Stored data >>
>> BEGIN

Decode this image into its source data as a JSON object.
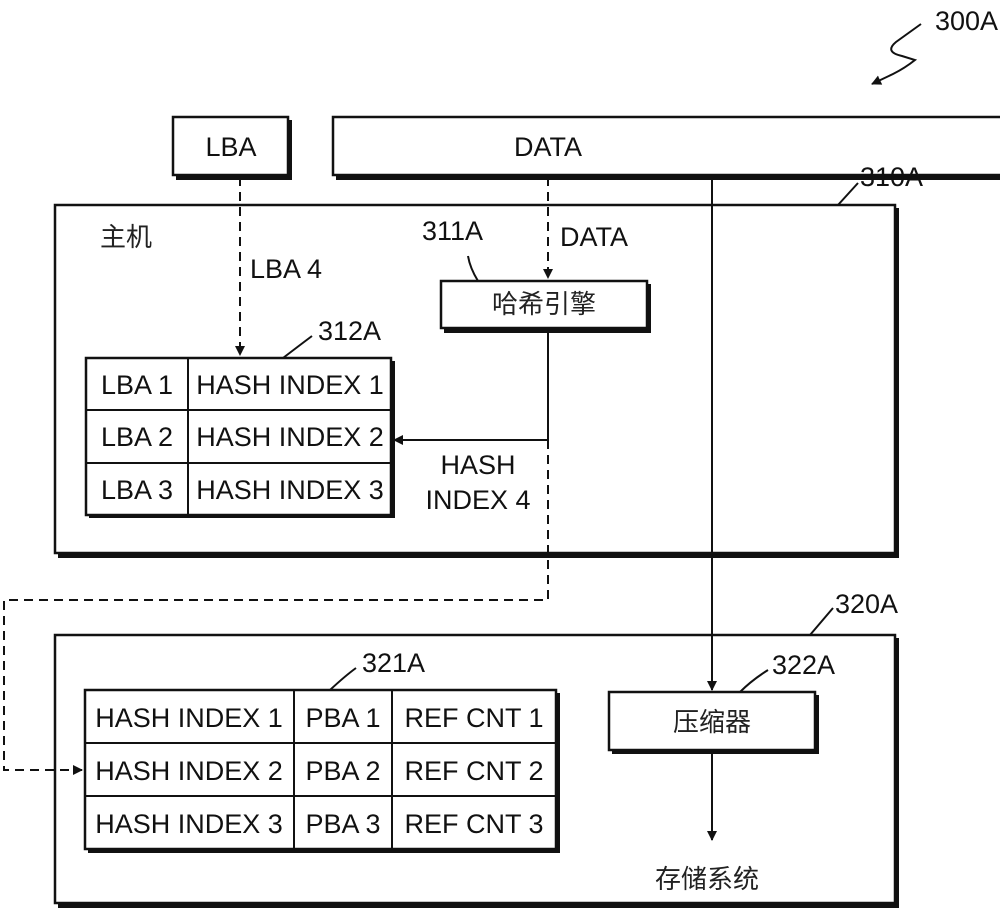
{
  "figure_ref": "300A",
  "inputs": {
    "lba_label": "LBA",
    "data_label": "DATA"
  },
  "host": {
    "ref": "310A",
    "title": "主机",
    "lba_arrow_label": "LBA 4",
    "data_arrow_label": "DATA",
    "hash_engine": {
      "ref": "311A",
      "label": "哈希引擎"
    },
    "hash_index_arrow_label": [
      "HASH",
      "INDEX 4"
    ],
    "mapping_table": {
      "ref": "312A",
      "rows": [
        [
          "LBA 1",
          "HASH INDEX 1"
        ],
        [
          "LBA 2",
          "HASH INDEX 2"
        ],
        [
          "LBA 3",
          "HASH INDEX 3"
        ]
      ]
    }
  },
  "storage": {
    "ref": "320A",
    "hash_table": {
      "ref": "321A",
      "rows": [
        [
          "HASH INDEX 1",
          "PBA 1",
          "REF CNT 1"
        ],
        [
          "HASH INDEX 2",
          "PBA 2",
          "REF CNT 2"
        ],
        [
          "HASH INDEX 3",
          "PBA 3",
          "REF CNT 3"
        ]
      ]
    },
    "compressor": {
      "ref": "322A",
      "label": "压缩器"
    },
    "output_label": "存储系统"
  }
}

>> END

WRITTEN PROBLEM >>
Every entry should be returned exactly as written, minus the pictures.

OUTPUT OF THE TASK >>
Decode this image into its source data as a JSON object.
{
  "figure_ref": "300A",
  "inputs": {
    "lba_label": "LBA",
    "data_label": "DATA"
  },
  "host": {
    "ref": "310A",
    "title": "主机",
    "lba_arrow_label": "LBA 4",
    "data_arrow_label": "DATA",
    "hash_engine": {
      "ref": "311A",
      "label": "哈希引擎"
    },
    "hash_index_arrow_label": [
      "HASH",
      "INDEX 4"
    ],
    "mapping_table": {
      "ref": "312A",
      "rows": [
        [
          "LBA 1",
          "HASH INDEX 1"
        ],
        [
          "LBA 2",
          "HASH INDEX 2"
        ],
        [
          "LBA 3",
          "HASH INDEX 3"
        ]
      ]
    }
  },
  "storage": {
    "ref": "320A",
    "hash_table": {
      "ref": "321A",
      "rows": [
        [
          "HASH INDEX 1",
          "PBA 1",
          "REF CNT 1"
        ],
        [
          "HASH INDEX 2",
          "PBA 2",
          "REF CNT 2"
        ],
        [
          "HASH INDEX 3",
          "PBA 3",
          "REF CNT 3"
        ]
      ]
    },
    "compressor": {
      "ref": "322A",
      "label": "压缩器"
    },
    "output_label": "存储系统"
  }
}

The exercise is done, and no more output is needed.